## BEGIN EXERCISE MATERIALS
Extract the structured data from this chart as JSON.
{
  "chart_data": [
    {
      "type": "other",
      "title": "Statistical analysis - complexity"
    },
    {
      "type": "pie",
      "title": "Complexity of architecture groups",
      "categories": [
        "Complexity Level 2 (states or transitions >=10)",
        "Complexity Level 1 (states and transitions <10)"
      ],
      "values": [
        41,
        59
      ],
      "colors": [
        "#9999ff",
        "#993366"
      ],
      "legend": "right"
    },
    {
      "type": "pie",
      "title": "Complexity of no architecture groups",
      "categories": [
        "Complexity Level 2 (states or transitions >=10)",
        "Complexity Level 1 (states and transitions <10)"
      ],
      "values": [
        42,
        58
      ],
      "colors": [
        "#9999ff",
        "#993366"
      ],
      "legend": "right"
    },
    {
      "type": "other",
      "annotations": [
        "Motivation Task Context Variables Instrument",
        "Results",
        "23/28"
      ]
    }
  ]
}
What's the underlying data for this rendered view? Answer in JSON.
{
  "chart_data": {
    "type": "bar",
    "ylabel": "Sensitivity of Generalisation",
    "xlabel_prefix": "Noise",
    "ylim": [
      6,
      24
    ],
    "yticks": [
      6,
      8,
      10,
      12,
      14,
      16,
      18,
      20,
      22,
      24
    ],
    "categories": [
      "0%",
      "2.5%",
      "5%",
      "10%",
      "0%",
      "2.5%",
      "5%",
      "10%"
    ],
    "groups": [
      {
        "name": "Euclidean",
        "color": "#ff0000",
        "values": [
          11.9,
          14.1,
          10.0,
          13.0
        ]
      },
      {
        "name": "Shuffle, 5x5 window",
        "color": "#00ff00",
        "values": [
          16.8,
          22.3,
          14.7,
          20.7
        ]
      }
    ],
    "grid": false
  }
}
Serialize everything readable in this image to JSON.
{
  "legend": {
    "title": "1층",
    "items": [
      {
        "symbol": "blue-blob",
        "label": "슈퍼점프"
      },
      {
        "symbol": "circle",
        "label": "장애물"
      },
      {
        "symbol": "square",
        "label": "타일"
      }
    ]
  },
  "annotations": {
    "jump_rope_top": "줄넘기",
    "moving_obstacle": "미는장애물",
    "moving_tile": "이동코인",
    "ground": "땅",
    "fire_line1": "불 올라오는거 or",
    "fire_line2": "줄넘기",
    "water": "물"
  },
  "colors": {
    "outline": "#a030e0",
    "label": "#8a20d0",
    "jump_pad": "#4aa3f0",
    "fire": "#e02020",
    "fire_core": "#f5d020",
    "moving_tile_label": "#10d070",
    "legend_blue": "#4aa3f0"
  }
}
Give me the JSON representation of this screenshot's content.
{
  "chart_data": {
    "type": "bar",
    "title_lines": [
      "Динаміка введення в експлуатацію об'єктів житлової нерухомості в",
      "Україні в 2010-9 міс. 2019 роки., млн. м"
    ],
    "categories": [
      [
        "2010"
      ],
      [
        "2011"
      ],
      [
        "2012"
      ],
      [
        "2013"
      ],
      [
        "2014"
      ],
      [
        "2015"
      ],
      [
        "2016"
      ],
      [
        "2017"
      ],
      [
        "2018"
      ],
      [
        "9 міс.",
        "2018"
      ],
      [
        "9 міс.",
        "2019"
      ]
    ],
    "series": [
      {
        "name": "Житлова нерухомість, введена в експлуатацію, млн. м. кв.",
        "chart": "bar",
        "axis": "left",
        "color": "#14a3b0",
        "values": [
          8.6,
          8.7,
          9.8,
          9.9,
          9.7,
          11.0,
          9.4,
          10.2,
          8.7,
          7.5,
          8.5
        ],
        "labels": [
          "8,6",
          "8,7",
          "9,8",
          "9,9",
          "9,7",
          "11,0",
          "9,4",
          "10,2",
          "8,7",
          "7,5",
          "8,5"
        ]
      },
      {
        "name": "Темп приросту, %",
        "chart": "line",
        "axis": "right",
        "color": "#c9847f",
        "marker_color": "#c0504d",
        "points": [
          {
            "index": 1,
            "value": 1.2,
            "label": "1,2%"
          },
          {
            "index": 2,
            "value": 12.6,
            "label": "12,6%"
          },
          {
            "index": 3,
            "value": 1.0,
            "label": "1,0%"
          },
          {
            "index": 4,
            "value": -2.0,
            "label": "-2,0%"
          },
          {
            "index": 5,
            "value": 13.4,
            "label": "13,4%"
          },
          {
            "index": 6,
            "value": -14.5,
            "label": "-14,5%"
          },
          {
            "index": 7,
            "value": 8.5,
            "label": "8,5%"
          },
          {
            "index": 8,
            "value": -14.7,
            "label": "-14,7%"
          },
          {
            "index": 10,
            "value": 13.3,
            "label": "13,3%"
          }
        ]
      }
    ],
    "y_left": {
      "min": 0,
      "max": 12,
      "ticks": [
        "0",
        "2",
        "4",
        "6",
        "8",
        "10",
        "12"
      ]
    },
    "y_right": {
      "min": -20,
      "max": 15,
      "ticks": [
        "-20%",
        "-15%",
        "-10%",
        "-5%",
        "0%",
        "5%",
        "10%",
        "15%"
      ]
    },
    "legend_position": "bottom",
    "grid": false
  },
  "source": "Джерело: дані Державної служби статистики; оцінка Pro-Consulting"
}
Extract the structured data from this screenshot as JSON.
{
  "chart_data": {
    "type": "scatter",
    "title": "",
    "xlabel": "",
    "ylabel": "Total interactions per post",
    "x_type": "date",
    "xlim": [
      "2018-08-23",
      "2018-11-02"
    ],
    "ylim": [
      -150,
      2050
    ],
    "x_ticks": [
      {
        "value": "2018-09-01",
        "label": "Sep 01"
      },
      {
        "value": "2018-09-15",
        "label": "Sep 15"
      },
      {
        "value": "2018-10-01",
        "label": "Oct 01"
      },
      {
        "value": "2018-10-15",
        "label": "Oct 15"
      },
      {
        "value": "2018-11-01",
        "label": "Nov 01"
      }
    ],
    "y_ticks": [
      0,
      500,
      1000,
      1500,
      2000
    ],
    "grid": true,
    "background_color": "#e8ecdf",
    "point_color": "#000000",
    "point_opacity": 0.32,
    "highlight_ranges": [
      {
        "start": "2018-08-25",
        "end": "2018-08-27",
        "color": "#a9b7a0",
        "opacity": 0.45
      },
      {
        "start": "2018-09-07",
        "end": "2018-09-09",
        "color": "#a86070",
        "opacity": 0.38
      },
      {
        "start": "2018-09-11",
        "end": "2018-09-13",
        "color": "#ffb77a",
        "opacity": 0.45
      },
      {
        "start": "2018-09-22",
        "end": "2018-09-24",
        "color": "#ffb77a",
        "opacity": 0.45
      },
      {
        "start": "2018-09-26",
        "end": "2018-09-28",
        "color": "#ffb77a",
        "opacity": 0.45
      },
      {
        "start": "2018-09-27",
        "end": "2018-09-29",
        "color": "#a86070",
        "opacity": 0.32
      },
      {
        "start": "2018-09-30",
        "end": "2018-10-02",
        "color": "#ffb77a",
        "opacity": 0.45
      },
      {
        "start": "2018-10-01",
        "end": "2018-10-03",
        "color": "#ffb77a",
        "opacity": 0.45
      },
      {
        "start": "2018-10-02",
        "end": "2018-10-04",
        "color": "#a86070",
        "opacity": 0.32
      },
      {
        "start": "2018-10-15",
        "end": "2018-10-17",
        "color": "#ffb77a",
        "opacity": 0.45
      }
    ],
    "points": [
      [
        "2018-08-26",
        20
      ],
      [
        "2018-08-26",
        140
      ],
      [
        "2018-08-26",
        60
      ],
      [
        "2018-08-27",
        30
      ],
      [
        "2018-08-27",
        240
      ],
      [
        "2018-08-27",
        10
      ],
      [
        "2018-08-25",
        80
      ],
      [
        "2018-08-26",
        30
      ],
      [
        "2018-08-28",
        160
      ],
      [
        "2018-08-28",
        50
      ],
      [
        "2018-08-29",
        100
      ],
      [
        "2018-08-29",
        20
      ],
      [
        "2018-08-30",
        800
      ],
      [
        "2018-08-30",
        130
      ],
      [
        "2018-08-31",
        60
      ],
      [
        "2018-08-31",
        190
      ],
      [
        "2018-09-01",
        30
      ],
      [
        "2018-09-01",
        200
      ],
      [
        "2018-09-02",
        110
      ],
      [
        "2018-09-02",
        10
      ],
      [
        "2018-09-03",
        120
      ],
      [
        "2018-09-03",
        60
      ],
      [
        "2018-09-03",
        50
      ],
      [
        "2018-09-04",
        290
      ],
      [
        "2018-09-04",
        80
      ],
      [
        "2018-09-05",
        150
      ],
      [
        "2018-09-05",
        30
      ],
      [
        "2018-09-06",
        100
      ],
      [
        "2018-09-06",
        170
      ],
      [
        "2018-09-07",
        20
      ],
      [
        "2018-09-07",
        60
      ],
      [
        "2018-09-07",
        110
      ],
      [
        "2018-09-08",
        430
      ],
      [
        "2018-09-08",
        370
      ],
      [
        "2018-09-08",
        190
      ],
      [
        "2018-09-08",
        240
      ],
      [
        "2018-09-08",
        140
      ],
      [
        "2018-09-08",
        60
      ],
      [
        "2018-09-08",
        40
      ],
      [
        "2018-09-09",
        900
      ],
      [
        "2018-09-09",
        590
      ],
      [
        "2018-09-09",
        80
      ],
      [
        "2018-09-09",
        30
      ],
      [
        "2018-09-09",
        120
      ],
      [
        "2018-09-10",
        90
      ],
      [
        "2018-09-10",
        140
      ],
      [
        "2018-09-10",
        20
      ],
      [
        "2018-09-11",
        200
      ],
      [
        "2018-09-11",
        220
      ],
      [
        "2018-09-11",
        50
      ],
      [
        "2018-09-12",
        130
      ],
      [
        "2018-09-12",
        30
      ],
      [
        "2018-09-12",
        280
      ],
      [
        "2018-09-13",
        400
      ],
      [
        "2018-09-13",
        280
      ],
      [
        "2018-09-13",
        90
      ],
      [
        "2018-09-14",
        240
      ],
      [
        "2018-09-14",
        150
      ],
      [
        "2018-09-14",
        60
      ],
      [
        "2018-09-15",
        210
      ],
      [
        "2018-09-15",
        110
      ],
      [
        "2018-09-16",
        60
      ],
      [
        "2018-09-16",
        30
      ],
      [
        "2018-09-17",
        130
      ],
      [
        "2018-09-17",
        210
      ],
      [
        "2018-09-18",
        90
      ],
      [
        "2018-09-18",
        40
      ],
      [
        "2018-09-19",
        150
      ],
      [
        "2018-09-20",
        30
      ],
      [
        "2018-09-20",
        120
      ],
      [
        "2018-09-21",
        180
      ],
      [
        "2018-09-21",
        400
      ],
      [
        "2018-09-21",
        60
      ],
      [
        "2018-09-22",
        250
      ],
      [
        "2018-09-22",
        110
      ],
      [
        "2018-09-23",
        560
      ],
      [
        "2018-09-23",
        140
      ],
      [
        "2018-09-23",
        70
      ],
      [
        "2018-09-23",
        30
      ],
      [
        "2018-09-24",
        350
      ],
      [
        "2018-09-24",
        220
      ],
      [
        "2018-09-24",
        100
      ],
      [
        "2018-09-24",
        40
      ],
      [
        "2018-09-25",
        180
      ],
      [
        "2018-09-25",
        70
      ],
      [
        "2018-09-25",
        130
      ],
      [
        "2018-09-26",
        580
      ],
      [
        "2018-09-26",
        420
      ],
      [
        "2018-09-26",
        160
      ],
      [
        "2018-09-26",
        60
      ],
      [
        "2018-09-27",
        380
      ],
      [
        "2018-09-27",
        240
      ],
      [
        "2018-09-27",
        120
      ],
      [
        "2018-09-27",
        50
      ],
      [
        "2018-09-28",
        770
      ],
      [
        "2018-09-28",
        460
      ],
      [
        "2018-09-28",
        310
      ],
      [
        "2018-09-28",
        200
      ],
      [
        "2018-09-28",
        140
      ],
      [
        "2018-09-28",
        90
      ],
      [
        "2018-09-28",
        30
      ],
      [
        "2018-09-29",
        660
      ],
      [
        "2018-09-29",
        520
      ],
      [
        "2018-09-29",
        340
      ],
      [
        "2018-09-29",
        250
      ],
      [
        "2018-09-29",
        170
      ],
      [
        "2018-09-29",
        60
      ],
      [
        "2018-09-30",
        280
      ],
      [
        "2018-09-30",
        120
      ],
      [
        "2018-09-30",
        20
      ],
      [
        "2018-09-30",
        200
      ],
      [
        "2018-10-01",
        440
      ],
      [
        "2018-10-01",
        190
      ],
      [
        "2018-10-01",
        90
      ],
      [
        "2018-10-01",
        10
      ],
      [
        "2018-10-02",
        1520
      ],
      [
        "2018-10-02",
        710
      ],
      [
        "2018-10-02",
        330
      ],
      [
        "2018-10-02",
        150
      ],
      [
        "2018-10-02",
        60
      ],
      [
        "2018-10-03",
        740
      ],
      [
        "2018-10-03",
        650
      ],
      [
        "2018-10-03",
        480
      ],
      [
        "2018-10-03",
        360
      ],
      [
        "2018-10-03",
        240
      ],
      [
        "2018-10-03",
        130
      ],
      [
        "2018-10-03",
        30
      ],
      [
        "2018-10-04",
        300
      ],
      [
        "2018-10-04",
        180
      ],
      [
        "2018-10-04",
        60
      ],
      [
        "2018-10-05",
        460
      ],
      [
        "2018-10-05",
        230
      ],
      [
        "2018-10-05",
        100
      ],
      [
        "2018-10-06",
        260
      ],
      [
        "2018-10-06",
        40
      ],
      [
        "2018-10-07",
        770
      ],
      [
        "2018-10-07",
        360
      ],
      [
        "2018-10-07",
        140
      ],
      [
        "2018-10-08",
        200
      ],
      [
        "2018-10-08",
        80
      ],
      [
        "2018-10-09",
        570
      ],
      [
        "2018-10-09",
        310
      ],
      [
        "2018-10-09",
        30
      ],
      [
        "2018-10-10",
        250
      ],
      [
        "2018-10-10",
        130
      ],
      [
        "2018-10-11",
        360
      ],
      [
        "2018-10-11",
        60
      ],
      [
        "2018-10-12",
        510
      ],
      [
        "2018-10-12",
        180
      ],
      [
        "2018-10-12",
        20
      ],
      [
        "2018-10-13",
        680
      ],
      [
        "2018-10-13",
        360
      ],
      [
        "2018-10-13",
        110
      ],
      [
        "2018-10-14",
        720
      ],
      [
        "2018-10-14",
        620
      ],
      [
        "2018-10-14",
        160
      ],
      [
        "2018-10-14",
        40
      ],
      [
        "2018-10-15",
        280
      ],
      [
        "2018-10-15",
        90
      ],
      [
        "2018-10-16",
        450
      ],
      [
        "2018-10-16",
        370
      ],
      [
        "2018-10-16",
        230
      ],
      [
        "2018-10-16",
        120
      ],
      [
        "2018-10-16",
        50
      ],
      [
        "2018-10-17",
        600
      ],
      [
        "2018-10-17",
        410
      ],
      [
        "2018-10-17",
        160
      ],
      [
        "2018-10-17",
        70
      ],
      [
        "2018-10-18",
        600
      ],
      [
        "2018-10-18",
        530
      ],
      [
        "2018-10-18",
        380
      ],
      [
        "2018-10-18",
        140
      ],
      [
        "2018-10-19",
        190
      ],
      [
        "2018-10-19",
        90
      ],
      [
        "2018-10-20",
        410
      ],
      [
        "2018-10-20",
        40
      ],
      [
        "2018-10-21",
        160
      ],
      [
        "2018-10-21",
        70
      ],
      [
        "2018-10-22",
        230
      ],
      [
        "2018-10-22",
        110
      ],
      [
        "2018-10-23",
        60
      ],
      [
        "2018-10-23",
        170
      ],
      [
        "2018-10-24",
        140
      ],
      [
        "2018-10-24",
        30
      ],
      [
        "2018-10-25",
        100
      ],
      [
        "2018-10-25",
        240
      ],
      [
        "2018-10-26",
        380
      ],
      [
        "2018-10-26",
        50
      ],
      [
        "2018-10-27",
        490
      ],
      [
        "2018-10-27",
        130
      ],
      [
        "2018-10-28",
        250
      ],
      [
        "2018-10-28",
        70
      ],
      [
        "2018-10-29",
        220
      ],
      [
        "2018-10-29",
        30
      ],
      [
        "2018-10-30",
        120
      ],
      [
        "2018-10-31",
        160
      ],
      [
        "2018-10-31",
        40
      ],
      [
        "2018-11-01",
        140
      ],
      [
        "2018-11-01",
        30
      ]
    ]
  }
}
## END EXERCISE MATERIALS
In the entries above, some lines may contain the string "JSON"; report how many, without additional comment.

=== REPLY ===
5